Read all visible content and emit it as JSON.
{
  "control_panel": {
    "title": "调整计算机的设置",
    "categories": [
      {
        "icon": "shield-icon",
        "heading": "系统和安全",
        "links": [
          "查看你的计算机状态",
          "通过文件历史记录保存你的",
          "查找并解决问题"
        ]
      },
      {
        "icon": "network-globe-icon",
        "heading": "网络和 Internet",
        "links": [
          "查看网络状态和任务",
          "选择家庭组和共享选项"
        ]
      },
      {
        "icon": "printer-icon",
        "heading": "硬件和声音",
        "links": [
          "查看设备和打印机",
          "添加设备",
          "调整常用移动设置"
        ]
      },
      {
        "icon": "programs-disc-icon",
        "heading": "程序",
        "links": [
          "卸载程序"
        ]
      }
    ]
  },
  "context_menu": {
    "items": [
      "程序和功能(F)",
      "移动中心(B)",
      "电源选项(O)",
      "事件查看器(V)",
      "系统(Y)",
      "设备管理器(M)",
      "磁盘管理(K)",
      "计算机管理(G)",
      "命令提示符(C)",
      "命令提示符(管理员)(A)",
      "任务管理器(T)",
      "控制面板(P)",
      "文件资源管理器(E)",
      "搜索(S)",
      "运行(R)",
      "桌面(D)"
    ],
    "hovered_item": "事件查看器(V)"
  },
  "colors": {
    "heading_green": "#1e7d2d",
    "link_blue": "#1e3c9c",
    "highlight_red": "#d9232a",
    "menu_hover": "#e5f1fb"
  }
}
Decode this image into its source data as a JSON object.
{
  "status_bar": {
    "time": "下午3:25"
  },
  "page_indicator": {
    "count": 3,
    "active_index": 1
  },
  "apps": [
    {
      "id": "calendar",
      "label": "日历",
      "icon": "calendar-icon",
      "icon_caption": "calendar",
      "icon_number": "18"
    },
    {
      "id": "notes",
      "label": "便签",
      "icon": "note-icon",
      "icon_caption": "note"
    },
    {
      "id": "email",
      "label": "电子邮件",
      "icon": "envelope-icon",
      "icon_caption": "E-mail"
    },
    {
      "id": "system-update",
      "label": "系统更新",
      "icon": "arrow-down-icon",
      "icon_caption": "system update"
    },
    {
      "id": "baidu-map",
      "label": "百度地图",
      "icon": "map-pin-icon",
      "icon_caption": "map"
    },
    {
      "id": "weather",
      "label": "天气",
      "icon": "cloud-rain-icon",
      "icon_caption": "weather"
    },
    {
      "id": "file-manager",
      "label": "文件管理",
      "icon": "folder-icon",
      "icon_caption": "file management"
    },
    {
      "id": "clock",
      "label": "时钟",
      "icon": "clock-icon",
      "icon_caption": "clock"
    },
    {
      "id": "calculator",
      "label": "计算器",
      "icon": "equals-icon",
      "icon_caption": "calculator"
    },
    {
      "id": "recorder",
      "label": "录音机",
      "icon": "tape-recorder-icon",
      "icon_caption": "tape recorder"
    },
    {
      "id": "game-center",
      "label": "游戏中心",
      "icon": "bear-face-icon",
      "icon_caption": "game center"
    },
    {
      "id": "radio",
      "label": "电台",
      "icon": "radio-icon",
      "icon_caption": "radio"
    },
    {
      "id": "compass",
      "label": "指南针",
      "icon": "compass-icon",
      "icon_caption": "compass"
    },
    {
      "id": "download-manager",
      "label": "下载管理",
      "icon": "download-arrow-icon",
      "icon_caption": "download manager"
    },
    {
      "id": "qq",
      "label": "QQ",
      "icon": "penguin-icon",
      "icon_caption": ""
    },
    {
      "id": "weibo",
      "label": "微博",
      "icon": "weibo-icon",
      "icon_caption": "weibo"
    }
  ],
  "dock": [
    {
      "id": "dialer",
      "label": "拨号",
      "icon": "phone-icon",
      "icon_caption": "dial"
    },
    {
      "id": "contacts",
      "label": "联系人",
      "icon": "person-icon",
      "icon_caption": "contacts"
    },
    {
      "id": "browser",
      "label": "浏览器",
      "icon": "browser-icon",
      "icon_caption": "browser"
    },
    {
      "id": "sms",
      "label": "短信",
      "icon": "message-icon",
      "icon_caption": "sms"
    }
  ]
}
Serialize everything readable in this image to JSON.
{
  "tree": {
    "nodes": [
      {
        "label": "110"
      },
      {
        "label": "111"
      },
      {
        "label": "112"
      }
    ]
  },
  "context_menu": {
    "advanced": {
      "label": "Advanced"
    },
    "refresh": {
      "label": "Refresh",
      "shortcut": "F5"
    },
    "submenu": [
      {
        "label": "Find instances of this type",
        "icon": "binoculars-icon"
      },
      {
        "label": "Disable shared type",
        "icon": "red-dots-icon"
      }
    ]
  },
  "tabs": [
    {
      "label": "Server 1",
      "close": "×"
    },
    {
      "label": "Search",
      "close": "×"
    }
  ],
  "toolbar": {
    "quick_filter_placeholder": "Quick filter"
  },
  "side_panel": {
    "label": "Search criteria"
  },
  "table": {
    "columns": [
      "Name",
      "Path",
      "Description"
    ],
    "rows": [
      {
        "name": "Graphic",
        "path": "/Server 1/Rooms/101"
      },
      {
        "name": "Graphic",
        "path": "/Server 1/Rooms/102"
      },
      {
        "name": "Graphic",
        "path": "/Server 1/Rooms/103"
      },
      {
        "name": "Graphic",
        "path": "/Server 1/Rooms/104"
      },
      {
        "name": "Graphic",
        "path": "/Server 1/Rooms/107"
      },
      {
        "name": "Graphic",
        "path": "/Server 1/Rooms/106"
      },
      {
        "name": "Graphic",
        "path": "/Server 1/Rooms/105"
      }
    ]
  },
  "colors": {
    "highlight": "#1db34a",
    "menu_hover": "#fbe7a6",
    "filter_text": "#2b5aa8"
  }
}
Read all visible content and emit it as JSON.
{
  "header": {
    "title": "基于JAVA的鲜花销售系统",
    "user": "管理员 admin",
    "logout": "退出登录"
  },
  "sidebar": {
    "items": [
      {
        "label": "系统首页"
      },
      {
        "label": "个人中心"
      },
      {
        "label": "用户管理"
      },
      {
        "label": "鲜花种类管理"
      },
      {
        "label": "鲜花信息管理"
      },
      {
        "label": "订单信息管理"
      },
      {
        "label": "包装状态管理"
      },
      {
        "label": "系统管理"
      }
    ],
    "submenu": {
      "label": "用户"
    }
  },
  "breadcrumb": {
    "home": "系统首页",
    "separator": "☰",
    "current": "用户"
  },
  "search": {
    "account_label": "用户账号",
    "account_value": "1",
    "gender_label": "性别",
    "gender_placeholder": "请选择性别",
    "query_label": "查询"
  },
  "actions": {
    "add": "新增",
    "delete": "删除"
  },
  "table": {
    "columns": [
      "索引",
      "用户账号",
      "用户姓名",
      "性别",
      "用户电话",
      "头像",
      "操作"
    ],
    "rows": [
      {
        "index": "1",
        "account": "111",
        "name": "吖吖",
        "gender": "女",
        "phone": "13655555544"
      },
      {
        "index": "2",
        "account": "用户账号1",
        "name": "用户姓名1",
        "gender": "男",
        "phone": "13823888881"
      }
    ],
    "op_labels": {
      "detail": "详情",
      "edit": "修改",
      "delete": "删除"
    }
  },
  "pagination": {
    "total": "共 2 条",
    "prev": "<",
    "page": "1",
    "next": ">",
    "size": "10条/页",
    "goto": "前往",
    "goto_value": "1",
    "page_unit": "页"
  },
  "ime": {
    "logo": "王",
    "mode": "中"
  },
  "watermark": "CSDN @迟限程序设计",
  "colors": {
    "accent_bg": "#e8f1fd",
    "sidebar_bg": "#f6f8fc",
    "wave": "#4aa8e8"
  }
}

===============

- INSTRUCTIONS TO FOLLOW -
Each of the records should be retyped exactly.

- ANSWER TO THIS PROBLEM -
Read all visible content and emit it as JSON.
{
  "control_panel": {
    "title": "调整计算机的设置",
    "categories": [
      {
        "icon": "shield-icon",
        "heading": "系统和安全",
        "links": [
          "查看你的计算机状态",
          "通过文件历史记录保存你的",
          "查找并解决问题"
        ]
      },
      {
        "icon": "network-globe-icon",
        "heading": "网络和 Internet",
        "links": [
          "查看网络状态和任务",
          "选择家庭组和共享选项"
        ]
      },
      {
        "icon": "printer-icon",
        "heading": "硬件和声音",
        "links": [
          "查看设备和打印机",
          "添加设备",
          "调整常用移动设置"
        ]
      },
      {
        "icon": "programs-disc-icon",
        "heading": "程序",
        "links": [
          "卸载程序"
        ]
      }
    ]
  },
  "context_menu": {
    "items": [
      "程序和功能(F)",
      "移动中心(B)",
      "电源选项(O)",
      "事件查看器(V)",
      "系统(Y)",
      "设备管理器(M)",
      "磁盘管理(K)",
      "计算机管理(G)",
      "命令提示符(C)",
      "命令提示符(管理员)(A)",
      "任务管理器(T)",
      "控制面板(P)",
      "文件资源管理器(E)",
      "搜索(S)",
      "运行(R)",
      "桌面(D)"
    ],
    "hovered_item": "事件查看器(V)"
  },
  "colors": {
    "heading_green": "#1e7d2d",
    "link_blue": "#1e3c9c",
    "highlight_red": "#d9232a",
    "menu_hover": "#e5f1fb"
  }
}
Decode this image into its source data as a JSON object.
{
  "status_bar": {
    "time": "下午3:25"
  },
  "page_indicator": {
    "count": 3,
    "active_index": 1
  },
  "apps": [
    {
      "id": "calendar",
      "label": "日历",
      "icon": "calendar-icon",
      "icon_caption": "calendar",
      "icon_number": "18"
    },
    {
      "id": "notes",
      "label": "便签",
      "icon": "note-icon",
      "icon_caption": "note"
    },
    {
      "id": "email",
      "label": "电子邮件",
      "icon": "envelope-icon",
      "icon_caption": "E-mail"
    },
    {
      "id": "system-update",
      "label": "系统更新",
      "icon": "arrow-down-icon",
      "icon_caption": "system update"
    },
    {
      "id": "baidu-map",
      "label": "百度地图",
      "icon": "map-pin-icon",
      "icon_caption": "map"
    },
    {
      "id": "weather",
      "label": "天气",
      "icon": "cloud-rain-icon",
      "icon_caption": "weather"
    },
    {
      "id": "file-manager",
      "label": "文件管理",
      "icon": "folder-icon",
      "icon_caption": "file management"
    },
    {
      "id": "clock",
      "label": "时钟",
      "icon": "clock-icon",
      "icon_caption": "clock"
    },
    {
      "id": "calculator",
      "label": "计算器",
      "icon": "equals-icon",
      "icon_caption": "calculator"
    },
    {
      "id": "recorder",
      "label": "录音机",
      "icon": "tape-recorder-icon",
      "icon_caption": "tape recorder"
    },
    {
      "id": "game-center",
      "label": "游戏中心",
      "icon": "bear-face-icon",
      "icon_caption": "game center"
    },
    {
      "id": "radio",
      "label": "电台",
      "icon": "radio-icon",
      "icon_caption": "radio"
    },
    {
      "id": "compass",
      "label": "指南针",
      "icon": "compass-icon",
      "icon_caption": "compass"
    },
    {
      "id": "download-manager",
      "label": "下载管理",
      "icon": "download-arrow-icon",
      "icon_caption": "download manager"
    },
    {
      "id": "qq",
      "label": "QQ",
      "icon": "penguin-icon",
      "icon_caption": ""
    },
    {
      "id": "weibo",
      "label": "微博",
      "icon": "weibo-icon",
      "icon_caption": "weibo"
    }
  ],
  "dock": [
    {
      "id": "dialer",
      "label": "拨号",
      "icon": "phone-icon",
      "icon_caption": "dial"
    },
    {
      "id": "contacts",
      "label": "联系人",
      "icon": "person-icon",
      "icon_caption": "contacts"
    },
    {
      "id": "browser",
      "label": "浏览器",
      "icon": "browser-icon",
      "icon_caption": "browser"
    },
    {
      "id": "sms",
      "label": "短信",
      "icon": "message-icon",
      "icon_caption": "sms"
    }
  ]
}
Serialize everything readable in this image to JSON.
{
  "tree": {
    "nodes": [
      {
        "label": "110"
      },
      {
        "label": "111"
      },
      {
        "label": "112"
      }
    ]
  },
  "context_menu": {
    "advanced": {
      "label": "Advanced"
    },
    "refresh": {
      "label": "Refresh",
      "shortcut": "F5"
    },
    "submenu": [
      {
        "label": "Find instances of this type",
        "icon": "binoculars-icon"
      },
      {
        "label": "Disable shared type",
        "icon": "red-dots-icon"
      }
    ]
  },
  "tabs": [
    {
      "label": "Server 1",
      "close": "×"
    },
    {
      "label": "Search",
      "close": "×"
    }
  ],
  "toolbar": {
    "quick_filter_placeholder": "Quick filter"
  },
  "side_panel": {
    "label": "Search criteria"
  },
  "table": {
    "columns": [
      "Name",
      "Path",
      "Description"
    ],
    "rows": [
      {
        "name": "Graphic",
        "path": "/Server 1/Rooms/101"
      },
      {
        "name": "Graphic",
        "path": "/Server 1/Rooms/102"
      },
      {
        "name": "Graphic",
        "path": "/Server 1/Rooms/103"
      },
      {
        "name": "Graphic",
        "path": "/Server 1/Rooms/104"
      },
      {
        "name": "Graphic",
        "path": "/Server 1/Rooms/107"
      },
      {
        "name": "Graphic",
        "path": "/Server 1/Rooms/106"
      },
      {
        "name": "Graphic",
        "path": "/Server 1/Rooms/105"
      }
    ]
  },
  "colors": {
    "highlight": "#1db34a",
    "menu_hover": "#fbe7a6",
    "filter_text": "#2b5aa8"
  }
}
Read all visible content and emit it as JSON.
{
  "header": {
    "title": "基于JAVA的鲜花销售系统",
    "user": "管理员 admin",
    "logout": "退出登录"
  },
  "sidebar": {
    "items": [
      {
        "label": "系统首页"
      },
      {
        "label": "个人中心"
      },
      {
        "label": "用户管理"
      },
      {
        "label": "鲜花种类管理"
      },
      {
        "label": "鲜花信息管理"
      },
      {
        "label": "订单信息管理"
      },
      {
        "label": "包装状态管理"
      },
      {
        "label": "系统管理"
      }
    ],
    "submenu": {
      "label": "用户"
    }
  },
  "breadcrumb": {
    "home": "系统首页",
    "separator": "☰",
    "current": "用户"
  },
  "search": {
    "account_label": "用户账号",
    "account_value": "1",
    "gender_label": "性别",
    "gender_placeholder": "请选择性别",
    "query_label": "查询"
  },
  "actions": {
    "add": "新增",
    "delete": "删除"
  },
  "table": {
    "columns": [
      "索引",
      "用户账号",
      "用户姓名",
      "性别",
      "用户电话",
      "头像",
      "操作"
    ],
    "rows": [
      {
        "index": "1",
        "account": "111",
        "name": "吖吖",
        "gender": "女",
        "phone": "13655555544"
      },
      {
        "index": "2",
        "account": "用户账号1",
        "name": "用户姓名1",
        "gender": "男",
        "phone": "13823888881"
      }
    ],
    "op_labels": {
      "detail": "详情",
      "edit": "修改",
      "delete": "删除"
    }
  },
  "pagination": {
    "total": "共 2 条",
    "prev": "<",
    "page": "1",
    "next": ">",
    "size": "10条/页",
    "goto": "前往",
    "goto_value": "1",
    "page_unit": "页"
  },
  "ime": {
    "logo": "王",
    "mode": "中"
  },
  "watermark": "CSDN @迟限程序设计",
  "colors": {
    "accent_bg": "#e8f1fd",
    "sidebar_bg": "#f6f8fc",
    "wave": "#4aa8e8"
  }
}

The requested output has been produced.